Task prompt> Exactly repeat all the records below, omitting the images they hold.

Task data>
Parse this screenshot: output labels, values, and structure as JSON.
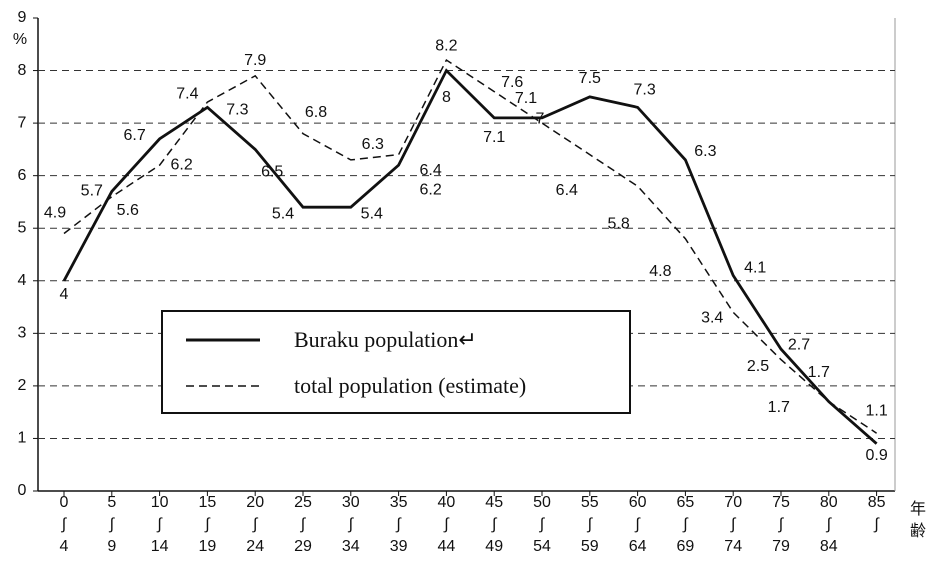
{
  "chart_data": {
    "type": "line",
    "y_label": "%",
    "x_label": "年齢",
    "categories": [
      [
        "0",
        "∫",
        "4"
      ],
      [
        "5",
        "∫",
        "9"
      ],
      [
        "10",
        "∫",
        "14"
      ],
      [
        "15",
        "∫",
        "19"
      ],
      [
        "20",
        "∫",
        "24"
      ],
      [
        "25",
        "∫",
        "29"
      ],
      [
        "30",
        "∫",
        "34"
      ],
      [
        "35",
        "∫",
        "39"
      ],
      [
        "40",
        "∫",
        "44"
      ],
      [
        "45",
        "∫",
        "49"
      ],
      [
        "50",
        "∫",
        "54"
      ],
      [
        "55",
        "∫",
        "59"
      ],
      [
        "60",
        "∫",
        "64"
      ],
      [
        "65",
        "∫",
        "69"
      ],
      [
        "70",
        "∫",
        "74"
      ],
      [
        "75",
        "∫",
        "79"
      ],
      [
        "80",
        "∫",
        "84"
      ],
      [
        "85",
        "∫"
      ]
    ],
    "series": [
      {
        "name": "Buraku population↵",
        "color": "#111111",
        "dash": false,
        "values": [
          4,
          5.7,
          6.7,
          7.3,
          6.5,
          5.4,
          5.4,
          6.2,
          8,
          7.1,
          7.1,
          7.5,
          7.3,
          6.3,
          4.1,
          2.7,
          1.7,
          0.9
        ]
      },
      {
        "name": "total population (estimate)",
        "color": "#111111",
        "dash": true,
        "values": [
          4.9,
          5.6,
          6.2,
          7.4,
          7.9,
          6.8,
          6.3,
          6.4,
          8.2,
          7.6,
          7,
          6.4,
          5.8,
          4.8,
          3.4,
          2.5,
          1.7,
          1.1
        ]
      }
    ],
    "ylim": [
      0,
      9
    ],
    "yticks": [
      0,
      1,
      2,
      3,
      4,
      5,
      6,
      7,
      8,
      9
    ],
    "grid": true
  }
}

In response>
Parse this screenshot: output labels, values, and structure as JSON.
{
  "chart_data": {
    "type": "line",
    "y_label": "%",
    "x_label": "年齢",
    "categories": [
      [
        "0",
        "∫",
        "4"
      ],
      [
        "5",
        "∫",
        "9"
      ],
      [
        "10",
        "∫",
        "14"
      ],
      [
        "15",
        "∫",
        "19"
      ],
      [
        "20",
        "∫",
        "24"
      ],
      [
        "25",
        "∫",
        "29"
      ],
      [
        "30",
        "∫",
        "34"
      ],
      [
        "35",
        "∫",
        "39"
      ],
      [
        "40",
        "∫",
        "44"
      ],
      [
        "45",
        "∫",
        "49"
      ],
      [
        "50",
        "∫",
        "54"
      ],
      [
        "55",
        "∫",
        "59"
      ],
      [
        "60",
        "∫",
        "64"
      ],
      [
        "65",
        "∫",
        "69"
      ],
      [
        "70",
        "∫",
        "74"
      ],
      [
        "75",
        "∫",
        "79"
      ],
      [
        "80",
        "∫",
        "84"
      ],
      [
        "85",
        "∫"
      ]
    ],
    "series": [
      {
        "name": "Buraku population↵",
        "color": "#111111",
        "dash": false,
        "values": [
          4,
          5.7,
          6.7,
          7.3,
          6.5,
          5.4,
          5.4,
          6.2,
          8,
          7.1,
          7.1,
          7.5,
          7.3,
          6.3,
          4.1,
          2.7,
          1.7,
          0.9
        ]
      },
      {
        "name": "total population (estimate)",
        "color": "#111111",
        "dash": true,
        "values": [
          4.9,
          5.6,
          6.2,
          7.4,
          7.9,
          6.8,
          6.3,
          6.4,
          8.2,
          7.6,
          7,
          6.4,
          5.8,
          4.8,
          3.4,
          2.5,
          1.7,
          1.1
        ]
      }
    ],
    "ylim": [
      0,
      9
    ],
    "yticks": [
      0,
      1,
      2,
      3,
      4,
      5,
      6,
      7,
      8,
      9
    ],
    "grid": true
  }
}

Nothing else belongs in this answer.